» The task
Transcribe the records that follow exactly. Skip the pictures.

──────── Recorded data

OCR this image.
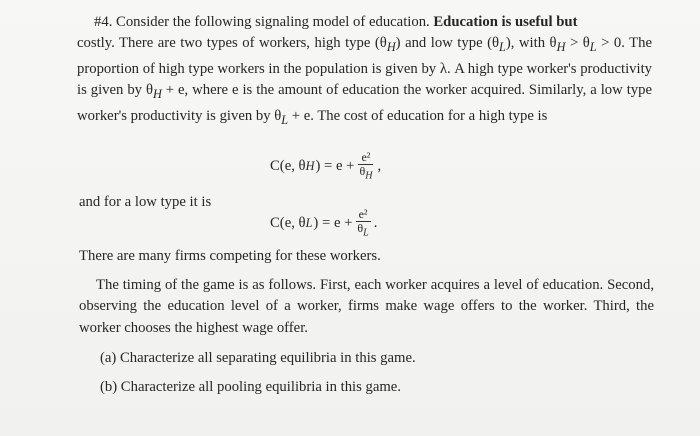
#4. Consider the following signaling model of education. Education is useful but
costly. There are two types of workers, high type $(\theta_H)$ and low type $(\theta_L)$, with $\theta_H > \theta_L > 0$. The proportion of high type workers in the population is given by λ. A high type worker's productivity is given by $\theta_H + e$, where e is the amount of education the worker acquired. Similarly, a low type worker's productivity is given by $\theta_L + e$. The cost of education for a high type is
C(e, θ H ) = $e + \frac{\text{e²}}{\theta_H}$ ,
and for a low type it is
C(e, θ L ) = $e + \frac{\text{e²}}{\theta_L}$ .
There are many firms competing for these workers.
The timing of the game is as follows. First, each worker acquires a level of education. Second, observing the education level of a worker, firms make wage offers to the worker. Third, the worker chooses the highest wage offer.
(a) Characterize all separating equilibria in this game.
(b) Characterize all pooling equilibria in this game.
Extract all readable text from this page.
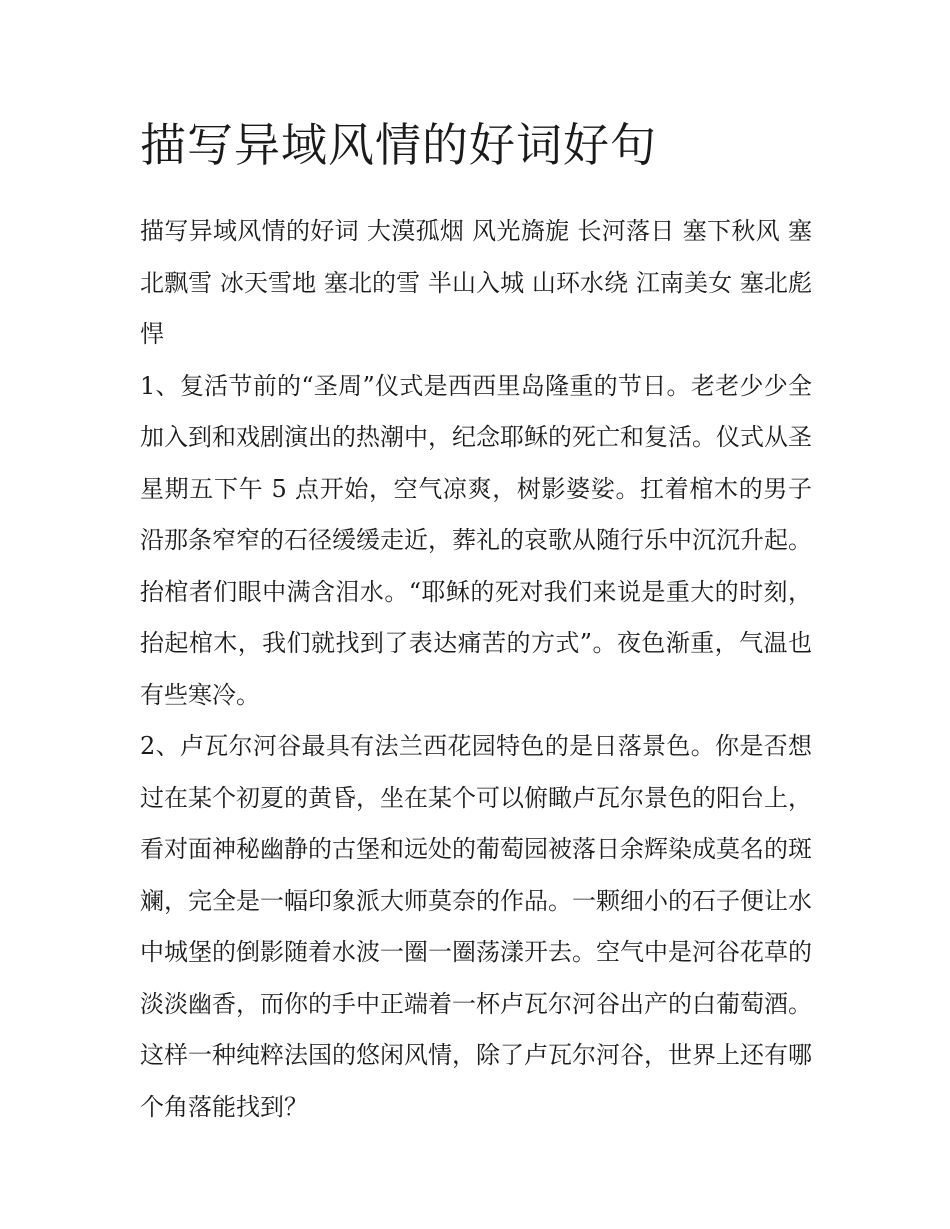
描写异域风情的好词好句

描写异域风情的好词 大漠孤烟 风光旖旎 长河落日 塞下秋风 塞北飘雪 冰天雪地 塞北的雪 半山入城 山环水绕 江南美女 塞北彪悍

1、复活节前的“圣周”仪式是西西里岛隆重的节日。老老少少全加入到和戏剧演出的热潮中，纪念耶稣的死亡和复活。仪式从圣星期五下午 5 点开始，空气凉爽，树影婆娑。扛着棺木的男子沿那条窄窄的石径缓缓走近，葬礼的哀歌从随行乐中沉沉升起。抬棺者们眼中满含泪水。“耶稣的死对我们来说是重大的时刻，抬起棺木，我们就找到了表达痛苦的方式”。夜色渐重，气温也有些寒冷。

2、卢瓦尔河谷最具有法兰西花园特色的是日落景色。你是否想过在某个初夏的黄昏，坐在某个可以俯瞰卢瓦尔景色的阳台上，看对面神秘幽静的古堡和远处的葡萄园被落日余辉染成莫名的斑斓，完全是一幅印象派大师莫奈的作品。一颗细小的石子便让水中城堡的倒影随着水波一圈一圈荡漾开去。空气中是河谷花草的淡淡幽香，而你的手中正端着一杯卢瓦尔河谷出产的白葡萄酒。这样一种纯粹法国的悠闲风情，除了卢瓦尔河谷，世界上还有哪个角落能找到？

────────────────

» In response
OCR this image.
#4. Consider the following signaling model of education. Education is useful but
costly. There are two types of workers, high type $(\theta_H)$ and low type $(\theta_L)$, with $\theta_H > \theta_L > 0$. The proportion of high type workers in the population is given by λ. A high type worker's productivity is given by $\theta_H + e$, where e is the amount of education the worker acquired. Similarly, a low type worker's productivity is given by $\theta_L + e$. The cost of education for a high type is
C(e, θ H ) = $e + \frac{\text{e²}}{\theta_H}$ ,
and for a low type it is
C(e, θ L ) = $e + \frac{\text{e²}}{\theta_L}$ .
There are many firms competing for these workers.
The timing of the game is as follows. First, each worker acquires a level of education. Second, observing the education level of a worker, firms make wage offers to the worker. Third, the worker chooses the highest wage offer.
(a) Characterize all separating equilibria in this game.
(b) Characterize all pooling equilibria in this game.
Extract all readable text from this page.
描写异域风情的好词好句

描写异域风情的好词 大漠孤烟 风光旖旎 长河落日 塞下秋风 塞北飘雪 冰天雪地 塞北的雪 半山入城 山环水绕 江南美女 塞北彪悍

1、复活节前的“圣周”仪式是西西里岛隆重的节日。老老少少全加入到和戏剧演出的热潮中，纪念耶稣的死亡和复活。仪式从圣星期五下午 5 点开始，空气凉爽，树影婆娑。扛着棺木的男子沿那条窄窄的石径缓缓走近，葬礼的哀歌从随行乐中沉沉升起。抬棺者们眼中满含泪水。“耶稣的死对我们来说是重大的时刻，抬起棺木，我们就找到了表达痛苦的方式”。夜色渐重，气温也有些寒冷。

2、卢瓦尔河谷最具有法兰西花园特色的是日落景色。你是否想过在某个初夏的黄昏，坐在某个可以俯瞰卢瓦尔景色的阳台上，看对面神秘幽静的古堡和远处的葡萄园被落日余辉染成莫名的斑斓，完全是一幅印象派大师莫奈的作品。一颗细小的石子便让水中城堡的倒影随着水波一圈一圈荡漾开去。空气中是河谷花草的淡淡幽香，而你的手中正端着一杯卢瓦尔河谷出产的白葡萄酒。这样一种纯粹法国的悠闲风情，除了卢瓦尔河谷，世界上还有哪个角落能找到？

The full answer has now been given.